Records from a data collection
● ● ● ● ●

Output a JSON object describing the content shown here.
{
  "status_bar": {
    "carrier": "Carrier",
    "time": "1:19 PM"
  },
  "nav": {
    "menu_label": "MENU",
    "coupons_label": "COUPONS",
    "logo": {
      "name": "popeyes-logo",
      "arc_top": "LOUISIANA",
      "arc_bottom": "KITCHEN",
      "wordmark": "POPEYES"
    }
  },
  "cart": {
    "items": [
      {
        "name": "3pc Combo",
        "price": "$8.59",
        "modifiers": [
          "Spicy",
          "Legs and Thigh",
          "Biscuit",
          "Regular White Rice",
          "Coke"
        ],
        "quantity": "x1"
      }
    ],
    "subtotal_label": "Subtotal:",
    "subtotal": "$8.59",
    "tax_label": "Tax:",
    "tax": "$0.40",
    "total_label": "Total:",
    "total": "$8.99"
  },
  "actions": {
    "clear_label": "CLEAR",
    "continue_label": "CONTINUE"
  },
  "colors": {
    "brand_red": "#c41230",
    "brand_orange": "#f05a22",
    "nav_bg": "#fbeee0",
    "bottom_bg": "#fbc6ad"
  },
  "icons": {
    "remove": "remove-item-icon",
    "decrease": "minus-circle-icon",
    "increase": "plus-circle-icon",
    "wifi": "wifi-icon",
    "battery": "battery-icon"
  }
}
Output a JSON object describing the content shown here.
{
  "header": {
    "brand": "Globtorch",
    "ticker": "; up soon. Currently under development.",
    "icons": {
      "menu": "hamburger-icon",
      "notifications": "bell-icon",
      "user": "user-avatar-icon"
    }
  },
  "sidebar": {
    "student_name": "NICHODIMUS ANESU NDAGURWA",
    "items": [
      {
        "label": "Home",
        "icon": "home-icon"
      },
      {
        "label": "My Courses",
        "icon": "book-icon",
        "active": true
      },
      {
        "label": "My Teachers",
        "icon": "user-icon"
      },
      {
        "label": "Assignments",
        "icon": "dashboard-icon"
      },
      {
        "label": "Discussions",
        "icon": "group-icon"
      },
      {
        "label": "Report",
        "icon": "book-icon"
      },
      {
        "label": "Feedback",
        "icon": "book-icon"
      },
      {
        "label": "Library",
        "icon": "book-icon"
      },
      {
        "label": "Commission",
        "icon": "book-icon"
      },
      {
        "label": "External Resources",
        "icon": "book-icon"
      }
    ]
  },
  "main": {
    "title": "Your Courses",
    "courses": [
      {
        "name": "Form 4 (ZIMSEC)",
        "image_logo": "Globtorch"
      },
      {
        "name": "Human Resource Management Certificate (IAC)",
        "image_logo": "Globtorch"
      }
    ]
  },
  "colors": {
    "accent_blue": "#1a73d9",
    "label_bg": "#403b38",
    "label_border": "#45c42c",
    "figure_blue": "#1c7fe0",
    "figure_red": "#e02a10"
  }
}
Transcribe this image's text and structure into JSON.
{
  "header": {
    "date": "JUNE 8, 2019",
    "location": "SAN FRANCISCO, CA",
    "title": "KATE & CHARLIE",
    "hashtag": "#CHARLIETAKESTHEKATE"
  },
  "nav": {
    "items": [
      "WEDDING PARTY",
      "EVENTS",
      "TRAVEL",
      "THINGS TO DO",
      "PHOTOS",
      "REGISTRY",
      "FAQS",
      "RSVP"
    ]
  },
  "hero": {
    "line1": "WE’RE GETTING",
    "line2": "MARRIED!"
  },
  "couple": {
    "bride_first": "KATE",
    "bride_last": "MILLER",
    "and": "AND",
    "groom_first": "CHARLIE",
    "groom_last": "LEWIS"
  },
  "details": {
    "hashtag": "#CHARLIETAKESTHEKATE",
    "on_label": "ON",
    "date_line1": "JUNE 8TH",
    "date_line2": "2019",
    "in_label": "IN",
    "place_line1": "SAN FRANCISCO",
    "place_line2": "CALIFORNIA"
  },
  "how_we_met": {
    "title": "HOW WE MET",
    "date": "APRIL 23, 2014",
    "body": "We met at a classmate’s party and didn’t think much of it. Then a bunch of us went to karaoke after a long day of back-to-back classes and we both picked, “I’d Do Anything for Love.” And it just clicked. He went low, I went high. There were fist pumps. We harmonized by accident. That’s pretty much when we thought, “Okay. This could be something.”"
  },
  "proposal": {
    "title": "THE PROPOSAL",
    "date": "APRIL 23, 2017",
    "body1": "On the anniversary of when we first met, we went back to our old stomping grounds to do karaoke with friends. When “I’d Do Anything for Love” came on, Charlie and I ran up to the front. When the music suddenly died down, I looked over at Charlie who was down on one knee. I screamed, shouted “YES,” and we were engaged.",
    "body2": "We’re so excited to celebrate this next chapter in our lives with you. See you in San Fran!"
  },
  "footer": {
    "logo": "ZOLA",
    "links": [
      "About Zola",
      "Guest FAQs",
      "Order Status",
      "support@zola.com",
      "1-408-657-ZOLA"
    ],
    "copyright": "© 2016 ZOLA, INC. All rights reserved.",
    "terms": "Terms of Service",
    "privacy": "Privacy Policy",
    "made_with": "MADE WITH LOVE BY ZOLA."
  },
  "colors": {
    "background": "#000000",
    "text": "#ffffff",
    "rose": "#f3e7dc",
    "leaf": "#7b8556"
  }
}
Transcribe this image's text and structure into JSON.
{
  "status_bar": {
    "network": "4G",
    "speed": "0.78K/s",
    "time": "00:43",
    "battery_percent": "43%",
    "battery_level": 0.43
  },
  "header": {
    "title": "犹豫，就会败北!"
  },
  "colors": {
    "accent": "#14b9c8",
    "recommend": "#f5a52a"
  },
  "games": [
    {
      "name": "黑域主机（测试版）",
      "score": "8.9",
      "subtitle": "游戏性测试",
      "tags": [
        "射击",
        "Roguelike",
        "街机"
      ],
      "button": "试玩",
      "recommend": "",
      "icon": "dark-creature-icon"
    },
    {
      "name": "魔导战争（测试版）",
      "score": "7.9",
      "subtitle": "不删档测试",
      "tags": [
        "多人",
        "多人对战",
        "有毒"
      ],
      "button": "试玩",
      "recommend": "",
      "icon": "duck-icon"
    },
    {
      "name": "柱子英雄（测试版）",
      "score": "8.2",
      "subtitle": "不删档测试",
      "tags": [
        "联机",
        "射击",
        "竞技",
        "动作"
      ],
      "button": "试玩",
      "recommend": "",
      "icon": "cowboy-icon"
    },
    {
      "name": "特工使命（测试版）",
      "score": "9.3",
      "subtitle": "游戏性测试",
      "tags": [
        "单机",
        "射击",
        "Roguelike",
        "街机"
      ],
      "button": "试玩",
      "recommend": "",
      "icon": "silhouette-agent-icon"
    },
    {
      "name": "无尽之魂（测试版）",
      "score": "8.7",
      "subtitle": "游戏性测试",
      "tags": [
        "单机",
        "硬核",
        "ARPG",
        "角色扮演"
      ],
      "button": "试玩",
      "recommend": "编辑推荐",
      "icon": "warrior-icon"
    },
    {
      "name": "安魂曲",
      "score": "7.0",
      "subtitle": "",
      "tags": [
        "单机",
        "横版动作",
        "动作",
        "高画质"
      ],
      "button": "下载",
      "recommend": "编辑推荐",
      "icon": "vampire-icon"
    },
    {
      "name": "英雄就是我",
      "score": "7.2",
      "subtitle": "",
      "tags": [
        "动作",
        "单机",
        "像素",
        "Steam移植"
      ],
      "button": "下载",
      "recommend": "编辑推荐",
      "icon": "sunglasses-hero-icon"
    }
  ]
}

● ● ● ● ●

● **Required task**
Copy every record exactly as presented.

● **Written response**
Output a JSON object describing the content shown here.
{
  "status_bar": {
    "carrier": "Carrier",
    "time": "1:19 PM"
  },
  "nav": {
    "menu_label": "MENU",
    "coupons_label": "COUPONS",
    "logo": {
      "name": "popeyes-logo",
      "arc_top": "LOUISIANA",
      "arc_bottom": "KITCHEN",
      "wordmark": "POPEYES"
    }
  },
  "cart": {
    "items": [
      {
        "name": "3pc Combo",
        "price": "$8.59",
        "modifiers": [
          "Spicy",
          "Legs and Thigh",
          "Biscuit",
          "Regular White Rice",
          "Coke"
        ],
        "quantity": "x1"
      }
    ],
    "subtotal_label": "Subtotal:",
    "subtotal": "$8.59",
    "tax_label": "Tax:",
    "tax": "$0.40",
    "total_label": "Total:",
    "total": "$8.99"
  },
  "actions": {
    "clear_label": "CLEAR",
    "continue_label": "CONTINUE"
  },
  "colors": {
    "brand_red": "#c41230",
    "brand_orange": "#f05a22",
    "nav_bg": "#fbeee0",
    "bottom_bg": "#fbc6ad"
  },
  "icons": {
    "remove": "remove-item-icon",
    "decrease": "minus-circle-icon",
    "increase": "plus-circle-icon",
    "wifi": "wifi-icon",
    "battery": "battery-icon"
  }
}
Output a JSON object describing the content shown here.
{
  "header": {
    "brand": "Globtorch",
    "ticker": "; up soon. Currently under development.",
    "icons": {
      "menu": "hamburger-icon",
      "notifications": "bell-icon",
      "user": "user-avatar-icon"
    }
  },
  "sidebar": {
    "student_name": "NICHODIMUS ANESU NDAGURWA",
    "items": [
      {
        "label": "Home",
        "icon": "home-icon"
      },
      {
        "label": "My Courses",
        "icon": "book-icon",
        "active": true
      },
      {
        "label": "My Teachers",
        "icon": "user-icon"
      },
      {
        "label": "Assignments",
        "icon": "dashboard-icon"
      },
      {
        "label": "Discussions",
        "icon": "group-icon"
      },
      {
        "label": "Report",
        "icon": "book-icon"
      },
      {
        "label": "Feedback",
        "icon": "book-icon"
      },
      {
        "label": "Library",
        "icon": "book-icon"
      },
      {
        "label": "Commission",
        "icon": "book-icon"
      },
      {
        "label": "External Resources",
        "icon": "book-icon"
      }
    ]
  },
  "main": {
    "title": "Your Courses",
    "courses": [
      {
        "name": "Form 4 (ZIMSEC)",
        "image_logo": "Globtorch"
      },
      {
        "name": "Human Resource Management Certificate (IAC)",
        "image_logo": "Globtorch"
      }
    ]
  },
  "colors": {
    "accent_blue": "#1a73d9",
    "label_bg": "#403b38",
    "label_border": "#45c42c",
    "figure_blue": "#1c7fe0",
    "figure_red": "#e02a10"
  }
}
Transcribe this image's text and structure into JSON.
{
  "header": {
    "date": "JUNE 8, 2019",
    "location": "SAN FRANCISCO, CA",
    "title": "KATE & CHARLIE",
    "hashtag": "#CHARLIETAKESTHEKATE"
  },
  "nav": {
    "items": [
      "WEDDING PARTY",
      "EVENTS",
      "TRAVEL",
      "THINGS TO DO",
      "PHOTOS",
      "REGISTRY",
      "FAQS",
      "RSVP"
    ]
  },
  "hero": {
    "line1": "WE’RE GETTING",
    "line2": "MARRIED!"
  },
  "couple": {
    "bride_first": "KATE",
    "bride_last": "MILLER",
    "and": "AND",
    "groom_first": "CHARLIE",
    "groom_last": "LEWIS"
  },
  "details": {
    "hashtag": "#CHARLIETAKESTHEKATE",
    "on_label": "ON",
    "date_line1": "JUNE 8TH",
    "date_line2": "2019",
    "in_label": "IN",
    "place_line1": "SAN FRANCISCO",
    "place_line2": "CALIFORNIA"
  },
  "how_we_met": {
    "title": "HOW WE MET",
    "date": "APRIL 23, 2014",
    "body": "We met at a classmate’s party and didn’t think much of it. Then a bunch of us went to karaoke after a long day of back-to-back classes and we both picked, “I’d Do Anything for Love.” And it just clicked. He went low, I went high. There were fist pumps. We harmonized by accident. That’s pretty much when we thought, “Okay. This could be something.”"
  },
  "proposal": {
    "title": "THE PROPOSAL",
    "date": "APRIL 23, 2017",
    "body1": "On the anniversary of when we first met, we went back to our old stomping grounds to do karaoke with friends. When “I’d Do Anything for Love” came on, Charlie and I ran up to the front. When the music suddenly died down, I looked over at Charlie who was down on one knee. I screamed, shouted “YES,” and we were engaged.",
    "body2": "We’re so excited to celebrate this next chapter in our lives with you. See you in San Fran!"
  },
  "footer": {
    "logo": "ZOLA",
    "links": [
      "About Zola",
      "Guest FAQs",
      "Order Status",
      "support@zola.com",
      "1-408-657-ZOLA"
    ],
    "copyright": "© 2016 ZOLA, INC. All rights reserved.",
    "terms": "Terms of Service",
    "privacy": "Privacy Policy",
    "made_with": "MADE WITH LOVE BY ZOLA."
  },
  "colors": {
    "background": "#000000",
    "text": "#ffffff",
    "rose": "#f3e7dc",
    "leaf": "#7b8556"
  }
}
Transcribe this image's text and structure into JSON.
{
  "status_bar": {
    "network": "4G",
    "speed": "0.78K/s",
    "time": "00:43",
    "battery_percent": "43%",
    "battery_level": 0.43
  },
  "header": {
    "title": "犹豫，就会败北!"
  },
  "colors": {
    "accent": "#14b9c8",
    "recommend": "#f5a52a"
  },
  "games": [
    {
      "name": "黑域主机（测试版）",
      "score": "8.9",
      "subtitle": "游戏性测试",
      "tags": [
        "射击",
        "Roguelike",
        "街机"
      ],
      "button": "试玩",
      "recommend": "",
      "icon": "dark-creature-icon"
    },
    {
      "name": "魔导战争（测试版）",
      "score": "7.9",
      "subtitle": "不删档测试",
      "tags": [
        "多人",
        "多人对战",
        "有毒"
      ],
      "button": "试玩",
      "recommend": "",
      "icon": "duck-icon"
    },
    {
      "name": "柱子英雄（测试版）",
      "score": "8.2",
      "subtitle": "不删档测试",
      "tags": [
        "联机",
        "射击",
        "竞技",
        "动作"
      ],
      "button": "试玩",
      "recommend": "",
      "icon": "cowboy-icon"
    },
    {
      "name": "特工使命（测试版）",
      "score": "9.3",
      "subtitle": "游戏性测试",
      "tags": [
        "单机",
        "射击",
        "Roguelike",
        "街机"
      ],
      "button": "试玩",
      "recommend": "",
      "icon": "silhouette-agent-icon"
    },
    {
      "name": "无尽之魂（测试版）",
      "score": "8.7",
      "subtitle": "游戏性测试",
      "tags": [
        "单机",
        "硬核",
        "ARPG",
        "角色扮演"
      ],
      "button": "试玩",
      "recommend": "编辑推荐",
      "icon": "warrior-icon"
    },
    {
      "name": "安魂曲",
      "score": "7.0",
      "subtitle": "",
      "tags": [
        "单机",
        "横版动作",
        "动作",
        "高画质"
      ],
      "button": "下载",
      "recommend": "编辑推荐",
      "icon": "vampire-icon"
    },
    {
      "name": "英雄就是我",
      "score": "7.2",
      "subtitle": "",
      "tags": [
        "动作",
        "单机",
        "像素",
        "Steam移植"
      ],
      "button": "下载",
      "recommend": "编辑推荐",
      "icon": "sunglasses-hero-icon"
    }
  ]
}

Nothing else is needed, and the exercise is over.